[DATA ROWS]
□ □ □
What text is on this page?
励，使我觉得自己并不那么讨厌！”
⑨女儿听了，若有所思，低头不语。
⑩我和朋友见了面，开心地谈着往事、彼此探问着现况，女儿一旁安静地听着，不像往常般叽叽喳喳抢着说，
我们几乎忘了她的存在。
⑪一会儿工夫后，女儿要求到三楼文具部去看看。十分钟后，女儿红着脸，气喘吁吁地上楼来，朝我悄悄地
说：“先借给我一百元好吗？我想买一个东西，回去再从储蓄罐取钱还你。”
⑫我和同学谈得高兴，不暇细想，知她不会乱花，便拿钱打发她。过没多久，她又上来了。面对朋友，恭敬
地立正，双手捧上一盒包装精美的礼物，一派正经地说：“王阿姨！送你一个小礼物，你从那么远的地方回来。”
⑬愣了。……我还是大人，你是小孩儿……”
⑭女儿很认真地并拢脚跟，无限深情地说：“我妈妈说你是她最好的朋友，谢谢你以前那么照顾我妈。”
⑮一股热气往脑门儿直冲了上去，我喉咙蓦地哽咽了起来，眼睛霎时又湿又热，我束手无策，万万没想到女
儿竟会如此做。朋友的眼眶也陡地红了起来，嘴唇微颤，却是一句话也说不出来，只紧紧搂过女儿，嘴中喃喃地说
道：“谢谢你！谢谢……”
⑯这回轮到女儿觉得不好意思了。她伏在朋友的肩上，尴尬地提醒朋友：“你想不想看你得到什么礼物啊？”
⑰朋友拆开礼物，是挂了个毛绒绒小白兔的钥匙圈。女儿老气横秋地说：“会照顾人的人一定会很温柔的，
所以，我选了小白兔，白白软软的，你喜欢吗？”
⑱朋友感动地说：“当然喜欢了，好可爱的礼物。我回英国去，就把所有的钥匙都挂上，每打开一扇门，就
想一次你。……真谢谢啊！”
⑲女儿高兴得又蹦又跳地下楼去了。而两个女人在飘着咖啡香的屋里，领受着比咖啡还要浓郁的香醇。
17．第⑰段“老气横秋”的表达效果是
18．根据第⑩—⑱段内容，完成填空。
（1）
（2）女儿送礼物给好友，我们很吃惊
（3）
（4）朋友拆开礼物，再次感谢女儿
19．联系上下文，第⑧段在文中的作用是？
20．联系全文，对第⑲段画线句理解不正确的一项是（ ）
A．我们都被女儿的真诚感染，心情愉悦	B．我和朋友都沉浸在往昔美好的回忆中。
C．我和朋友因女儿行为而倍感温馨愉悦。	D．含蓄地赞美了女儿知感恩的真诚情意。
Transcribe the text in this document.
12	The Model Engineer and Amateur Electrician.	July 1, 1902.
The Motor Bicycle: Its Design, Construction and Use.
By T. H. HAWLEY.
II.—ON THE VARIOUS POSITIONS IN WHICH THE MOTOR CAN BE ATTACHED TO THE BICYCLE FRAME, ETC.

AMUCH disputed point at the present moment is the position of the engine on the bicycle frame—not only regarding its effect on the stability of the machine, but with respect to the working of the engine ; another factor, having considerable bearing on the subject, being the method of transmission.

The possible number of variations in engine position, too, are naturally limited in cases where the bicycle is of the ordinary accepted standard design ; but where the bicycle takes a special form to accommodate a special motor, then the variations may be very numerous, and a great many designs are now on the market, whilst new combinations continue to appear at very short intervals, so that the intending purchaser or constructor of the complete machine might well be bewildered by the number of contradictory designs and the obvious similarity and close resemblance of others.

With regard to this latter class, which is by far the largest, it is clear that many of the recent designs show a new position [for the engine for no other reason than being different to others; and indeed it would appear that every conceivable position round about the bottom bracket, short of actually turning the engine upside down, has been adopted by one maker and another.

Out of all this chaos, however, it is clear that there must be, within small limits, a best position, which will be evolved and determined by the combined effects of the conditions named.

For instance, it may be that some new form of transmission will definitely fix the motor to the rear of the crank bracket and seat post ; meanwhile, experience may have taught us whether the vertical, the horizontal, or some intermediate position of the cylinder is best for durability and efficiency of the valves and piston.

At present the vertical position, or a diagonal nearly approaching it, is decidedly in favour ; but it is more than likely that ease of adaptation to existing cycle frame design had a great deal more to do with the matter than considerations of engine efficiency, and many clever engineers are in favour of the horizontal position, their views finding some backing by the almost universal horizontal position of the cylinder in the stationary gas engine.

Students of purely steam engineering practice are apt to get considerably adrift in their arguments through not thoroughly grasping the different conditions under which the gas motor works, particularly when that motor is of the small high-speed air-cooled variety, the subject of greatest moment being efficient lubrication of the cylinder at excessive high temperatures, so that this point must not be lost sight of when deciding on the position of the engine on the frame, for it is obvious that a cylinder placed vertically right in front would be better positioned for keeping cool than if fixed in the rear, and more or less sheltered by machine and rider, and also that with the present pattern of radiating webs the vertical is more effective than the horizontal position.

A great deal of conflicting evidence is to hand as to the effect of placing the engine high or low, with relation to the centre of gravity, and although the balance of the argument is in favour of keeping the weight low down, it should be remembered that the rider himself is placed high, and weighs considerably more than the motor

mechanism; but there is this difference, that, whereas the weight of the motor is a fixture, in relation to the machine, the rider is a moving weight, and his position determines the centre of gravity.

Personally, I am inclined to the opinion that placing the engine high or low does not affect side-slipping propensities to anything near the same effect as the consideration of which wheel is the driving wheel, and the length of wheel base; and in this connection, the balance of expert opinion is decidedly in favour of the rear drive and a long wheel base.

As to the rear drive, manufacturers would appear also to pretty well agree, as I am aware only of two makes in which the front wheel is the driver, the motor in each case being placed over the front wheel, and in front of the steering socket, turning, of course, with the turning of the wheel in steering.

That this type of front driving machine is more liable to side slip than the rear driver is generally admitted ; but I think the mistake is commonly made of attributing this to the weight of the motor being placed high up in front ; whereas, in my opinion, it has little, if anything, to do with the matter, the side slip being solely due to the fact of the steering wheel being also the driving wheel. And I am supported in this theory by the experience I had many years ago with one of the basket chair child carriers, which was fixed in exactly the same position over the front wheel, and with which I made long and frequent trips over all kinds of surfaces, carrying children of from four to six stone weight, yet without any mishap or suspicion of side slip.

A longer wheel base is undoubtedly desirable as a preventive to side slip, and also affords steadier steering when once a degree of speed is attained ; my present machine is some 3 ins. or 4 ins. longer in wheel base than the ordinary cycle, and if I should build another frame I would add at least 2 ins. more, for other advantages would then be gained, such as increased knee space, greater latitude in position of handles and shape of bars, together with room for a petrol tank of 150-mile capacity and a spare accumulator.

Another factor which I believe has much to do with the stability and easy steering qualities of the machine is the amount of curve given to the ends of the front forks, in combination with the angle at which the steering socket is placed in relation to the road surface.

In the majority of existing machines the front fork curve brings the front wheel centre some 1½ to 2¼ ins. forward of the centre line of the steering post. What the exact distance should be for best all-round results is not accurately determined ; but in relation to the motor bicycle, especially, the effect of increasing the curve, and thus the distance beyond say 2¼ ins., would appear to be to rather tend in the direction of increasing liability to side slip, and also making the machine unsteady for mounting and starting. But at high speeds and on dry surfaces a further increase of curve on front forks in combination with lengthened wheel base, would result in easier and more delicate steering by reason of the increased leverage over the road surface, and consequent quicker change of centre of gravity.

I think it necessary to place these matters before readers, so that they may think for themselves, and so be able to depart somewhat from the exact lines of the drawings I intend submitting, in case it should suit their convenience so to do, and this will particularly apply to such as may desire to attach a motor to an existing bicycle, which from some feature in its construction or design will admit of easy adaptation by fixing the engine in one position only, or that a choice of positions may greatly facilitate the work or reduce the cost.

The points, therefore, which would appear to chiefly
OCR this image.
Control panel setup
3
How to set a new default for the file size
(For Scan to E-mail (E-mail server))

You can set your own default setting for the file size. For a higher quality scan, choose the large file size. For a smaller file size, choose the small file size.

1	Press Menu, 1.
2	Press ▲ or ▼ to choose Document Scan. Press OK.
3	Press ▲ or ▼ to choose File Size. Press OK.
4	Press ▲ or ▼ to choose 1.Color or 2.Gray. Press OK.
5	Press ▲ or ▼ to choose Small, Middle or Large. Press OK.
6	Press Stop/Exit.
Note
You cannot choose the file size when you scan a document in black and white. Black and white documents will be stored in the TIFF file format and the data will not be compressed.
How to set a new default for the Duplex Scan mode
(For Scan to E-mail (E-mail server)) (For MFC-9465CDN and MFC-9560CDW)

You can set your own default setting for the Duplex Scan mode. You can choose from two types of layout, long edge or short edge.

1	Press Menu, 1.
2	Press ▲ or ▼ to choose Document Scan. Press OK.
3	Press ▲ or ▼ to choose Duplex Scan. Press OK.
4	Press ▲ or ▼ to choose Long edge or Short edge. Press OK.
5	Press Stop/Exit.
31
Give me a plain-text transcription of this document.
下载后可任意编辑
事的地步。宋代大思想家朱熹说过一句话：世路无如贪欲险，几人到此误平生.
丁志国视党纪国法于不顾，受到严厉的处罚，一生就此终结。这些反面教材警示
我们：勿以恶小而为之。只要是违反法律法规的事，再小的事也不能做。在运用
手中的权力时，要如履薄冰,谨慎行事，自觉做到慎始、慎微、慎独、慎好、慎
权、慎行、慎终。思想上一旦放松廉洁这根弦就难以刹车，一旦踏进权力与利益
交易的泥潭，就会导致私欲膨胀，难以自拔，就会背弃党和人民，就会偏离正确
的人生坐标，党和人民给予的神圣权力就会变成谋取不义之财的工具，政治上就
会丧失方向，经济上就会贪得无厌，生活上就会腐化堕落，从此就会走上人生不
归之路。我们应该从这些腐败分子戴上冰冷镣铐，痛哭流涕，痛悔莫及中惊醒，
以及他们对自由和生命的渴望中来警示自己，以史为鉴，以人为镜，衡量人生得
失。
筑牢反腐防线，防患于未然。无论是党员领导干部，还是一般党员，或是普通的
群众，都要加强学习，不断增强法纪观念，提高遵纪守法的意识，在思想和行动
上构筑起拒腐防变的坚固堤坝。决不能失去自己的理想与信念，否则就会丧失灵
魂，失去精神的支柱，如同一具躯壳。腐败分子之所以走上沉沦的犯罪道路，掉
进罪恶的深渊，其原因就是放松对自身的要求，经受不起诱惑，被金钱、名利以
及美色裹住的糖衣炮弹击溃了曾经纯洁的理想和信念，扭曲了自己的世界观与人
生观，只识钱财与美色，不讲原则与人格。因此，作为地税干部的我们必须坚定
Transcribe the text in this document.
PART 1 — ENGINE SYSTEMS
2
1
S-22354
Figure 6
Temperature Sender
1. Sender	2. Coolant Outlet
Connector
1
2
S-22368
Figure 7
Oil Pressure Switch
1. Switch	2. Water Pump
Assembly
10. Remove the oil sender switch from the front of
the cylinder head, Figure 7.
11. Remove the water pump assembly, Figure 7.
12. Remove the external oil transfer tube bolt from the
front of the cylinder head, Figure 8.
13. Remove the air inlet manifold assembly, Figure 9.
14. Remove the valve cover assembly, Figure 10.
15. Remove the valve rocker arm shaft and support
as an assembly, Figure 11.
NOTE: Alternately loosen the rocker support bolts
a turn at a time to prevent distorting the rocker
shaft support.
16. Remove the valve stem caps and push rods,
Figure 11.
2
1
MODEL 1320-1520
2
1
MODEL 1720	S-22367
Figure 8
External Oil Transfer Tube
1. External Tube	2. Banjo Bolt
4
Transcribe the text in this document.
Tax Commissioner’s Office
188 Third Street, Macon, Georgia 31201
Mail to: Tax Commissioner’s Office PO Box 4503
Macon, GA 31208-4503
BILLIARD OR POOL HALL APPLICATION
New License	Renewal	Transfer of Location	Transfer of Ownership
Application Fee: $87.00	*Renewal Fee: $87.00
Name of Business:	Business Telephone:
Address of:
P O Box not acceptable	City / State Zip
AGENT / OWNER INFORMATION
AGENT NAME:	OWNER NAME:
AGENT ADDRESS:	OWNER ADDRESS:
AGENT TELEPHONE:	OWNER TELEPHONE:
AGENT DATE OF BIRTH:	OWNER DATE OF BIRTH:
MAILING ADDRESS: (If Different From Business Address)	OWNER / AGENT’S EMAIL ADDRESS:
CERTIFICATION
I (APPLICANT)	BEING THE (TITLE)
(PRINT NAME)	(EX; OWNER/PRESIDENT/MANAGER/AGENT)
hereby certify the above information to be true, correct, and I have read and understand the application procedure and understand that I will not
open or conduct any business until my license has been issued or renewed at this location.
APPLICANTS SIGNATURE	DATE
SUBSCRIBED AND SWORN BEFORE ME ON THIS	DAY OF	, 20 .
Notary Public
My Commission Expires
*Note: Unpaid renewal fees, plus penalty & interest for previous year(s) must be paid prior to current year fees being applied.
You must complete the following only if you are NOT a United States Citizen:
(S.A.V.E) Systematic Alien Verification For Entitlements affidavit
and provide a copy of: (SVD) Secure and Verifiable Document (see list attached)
□ □ □
[AIM OF THE EXERCISE]
Search the lines for the string "Commissioner" and copy every line that has it.

[EXERCISE SOLUTION]
Tax Commissioner’s Office
Mail to: Tax Commissioner’s Office PO Box 4503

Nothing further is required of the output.